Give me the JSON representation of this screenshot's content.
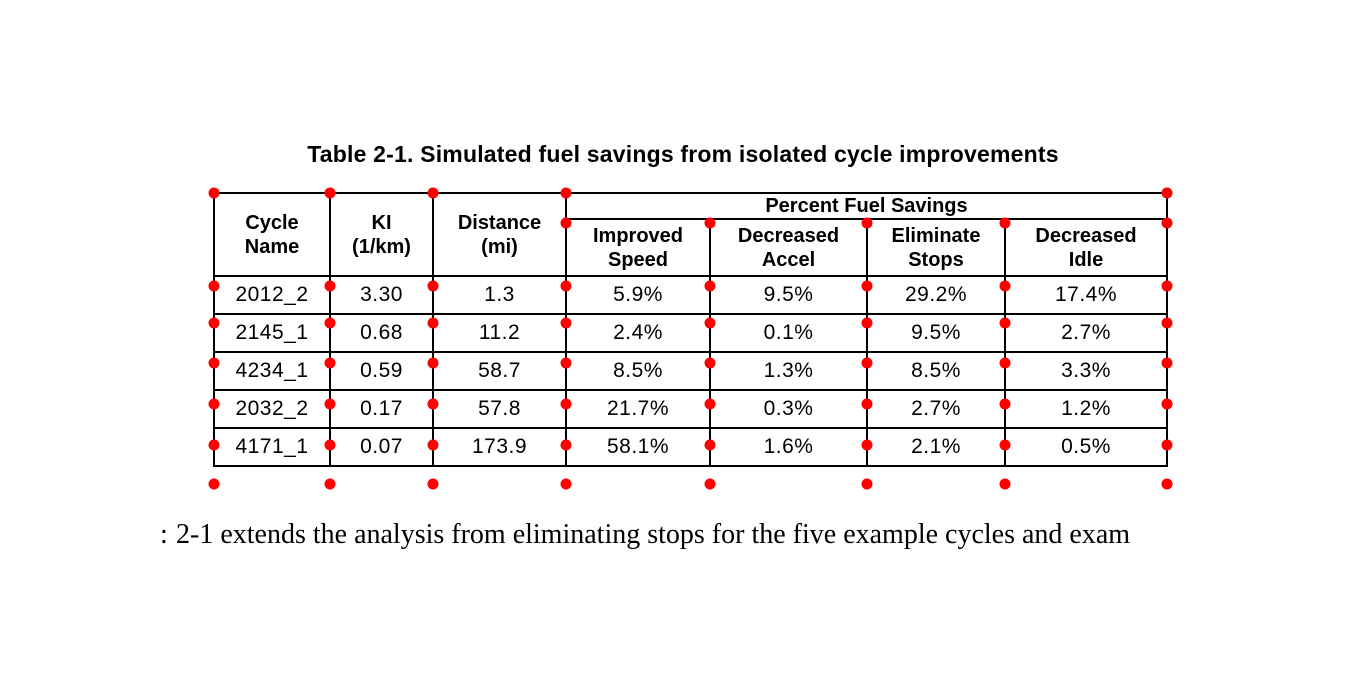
{
  "page": {
    "background": "#ffffff",
    "text_color": "#000000"
  },
  "title": "Table 2-1. Simulated fuel savings from isolated cycle improvements",
  "table": {
    "span_header": "Percent Fuel Savings",
    "columns": [
      {
        "label": "Cycle\nName"
      },
      {
        "label": "KI\n(1/km)"
      },
      {
        "label": "Distance\n(mi)"
      },
      {
        "label": "Improved\nSpeed"
      },
      {
        "label": "Decreased\nAccel"
      },
      {
        "label": "Eliminate\nStops"
      },
      {
        "label": "Decreased\nIdle"
      }
    ],
    "rows": [
      [
        "2012_2",
        "3.30",
        "1.3",
        "5.9%",
        "9.5%",
        "29.2%",
        "17.4%"
      ],
      [
        "2145_1",
        "0.68",
        "11.2",
        "2.4%",
        "0.1%",
        "9.5%",
        "2.7%"
      ],
      [
        "4234_1",
        "0.59",
        "58.7",
        "8.5%",
        "1.3%",
        "8.5%",
        "3.3%"
      ],
      [
        "2032_2",
        "0.17",
        "57.8",
        "21.7%",
        "0.3%",
        "2.7%",
        "1.2%"
      ],
      [
        "4171_1",
        "0.07",
        "173.9",
        "58.1%",
        "1.6%",
        "2.1%",
        "0.5%"
      ]
    ]
  },
  "annotation": {
    "marker": "grid-intersection-dot",
    "dot_color": "#ff0000"
  },
  "body_text": {
    "left_edge_artifact": ":",
    "line": "2-1 extends the analysis from eliminating stops for the five example cycles and exam"
  }
}
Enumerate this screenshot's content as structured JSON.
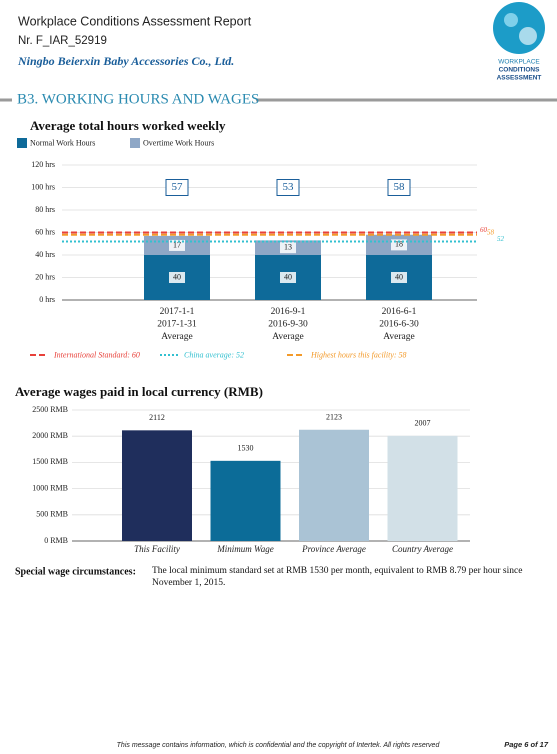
{
  "header": {
    "title": "Workplace Conditions Assessment Report",
    "number": "Nr. F_IAR_52919",
    "company": "Ningbo Beierxin Baby Accessories Co., Ltd.",
    "logo": [
      "WORKPLACE",
      "CONDITIONS",
      "ASSESSMENT"
    ]
  },
  "section_title": "B3. WORKING HOURS AND WAGES",
  "chart_data": [
    {
      "type": "stacked_bar",
      "title": "Average total hours worked  weekly",
      "categories": [
        [
          "2017-1-1",
          "2017-1-31",
          "Average"
        ],
        [
          "2016-9-1",
          "2016-9-30",
          "Average"
        ],
        [
          "2016-6-1",
          "2016-6-30",
          "Average"
        ]
      ],
      "series": [
        {
          "name": "Normal Work Hours",
          "color": "#0e6a99",
          "values": [
            40,
            40,
            40
          ]
        },
        {
          "name": "Overtime Work Hours",
          "color": "#8ea7c6",
          "values": [
            17,
            13,
            18
          ]
        }
      ],
      "totals": [
        57,
        53,
        58
      ],
      "reference_lines": [
        {
          "name": "International Standard: 60",
          "value": 60,
          "color": "#e8413a",
          "style": "dashed"
        },
        {
          "name": "China average: 52",
          "value": 52,
          "color": "#33c0d0",
          "style": "dotted"
        },
        {
          "name": "Highest hours this facility: 58",
          "value": 58,
          "color": "#f39a2a",
          "style": "dashed"
        }
      ],
      "ylim": [
        0,
        120
      ],
      "yticks": [
        {
          "value": 0,
          "label": "0 hrs"
        },
        {
          "value": 20,
          "label": "20 hrs"
        },
        {
          "value": 40,
          "label": "40 hrs"
        },
        {
          "value": 60,
          "label": "60 hrs"
        },
        {
          "value": 80,
          "label": "80 hrs"
        },
        {
          "value": 100,
          "label": "100 hrs"
        },
        {
          "value": 120,
          "label": "120 hrs"
        }
      ],
      "grid": true,
      "legend": "top-left"
    },
    {
      "type": "bar",
      "title": "Average wages paid in local currency (RMB)",
      "categories": [
        "This Facility",
        "Minimum Wage",
        "Province Average",
        "Country Average"
      ],
      "values": [
        2112,
        1530,
        2123,
        2007
      ],
      "colors": [
        "#1f2e5c",
        "#0c6c98",
        "#aac3d5",
        "#d2e0e7"
      ],
      "ylim": [
        0,
        2500
      ],
      "yticks": [
        {
          "value": 0,
          "label": "0 RMB"
        },
        {
          "value": 500,
          "label": "500 RMB"
        },
        {
          "value": 1000,
          "label": "1000 RMB"
        },
        {
          "value": 1500,
          "label": "1500 RMB"
        },
        {
          "value": 2000,
          "label": "2000 RMB"
        },
        {
          "value": 2500,
          "label": "2500 RMB"
        }
      ],
      "grid": true
    }
  ],
  "special": {
    "label": "Special wage circumstances:",
    "text": "The local minimum standard set at RMB 1530 per month, equivalent to RMB 8.79 per hour since November 1, 2015."
  },
  "footer": {
    "notice": "This message contains information, which is confidential and the copyright of Intertek. All rights reserved",
    "page": "Page 6 of 17"
  }
}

■ Short problem
Which lines of the data include "content"? Copy each of them.

■ Full solution
Give me the JSON representation of this screenshot's content.
Enumerate this screenshot's content as structured JSON.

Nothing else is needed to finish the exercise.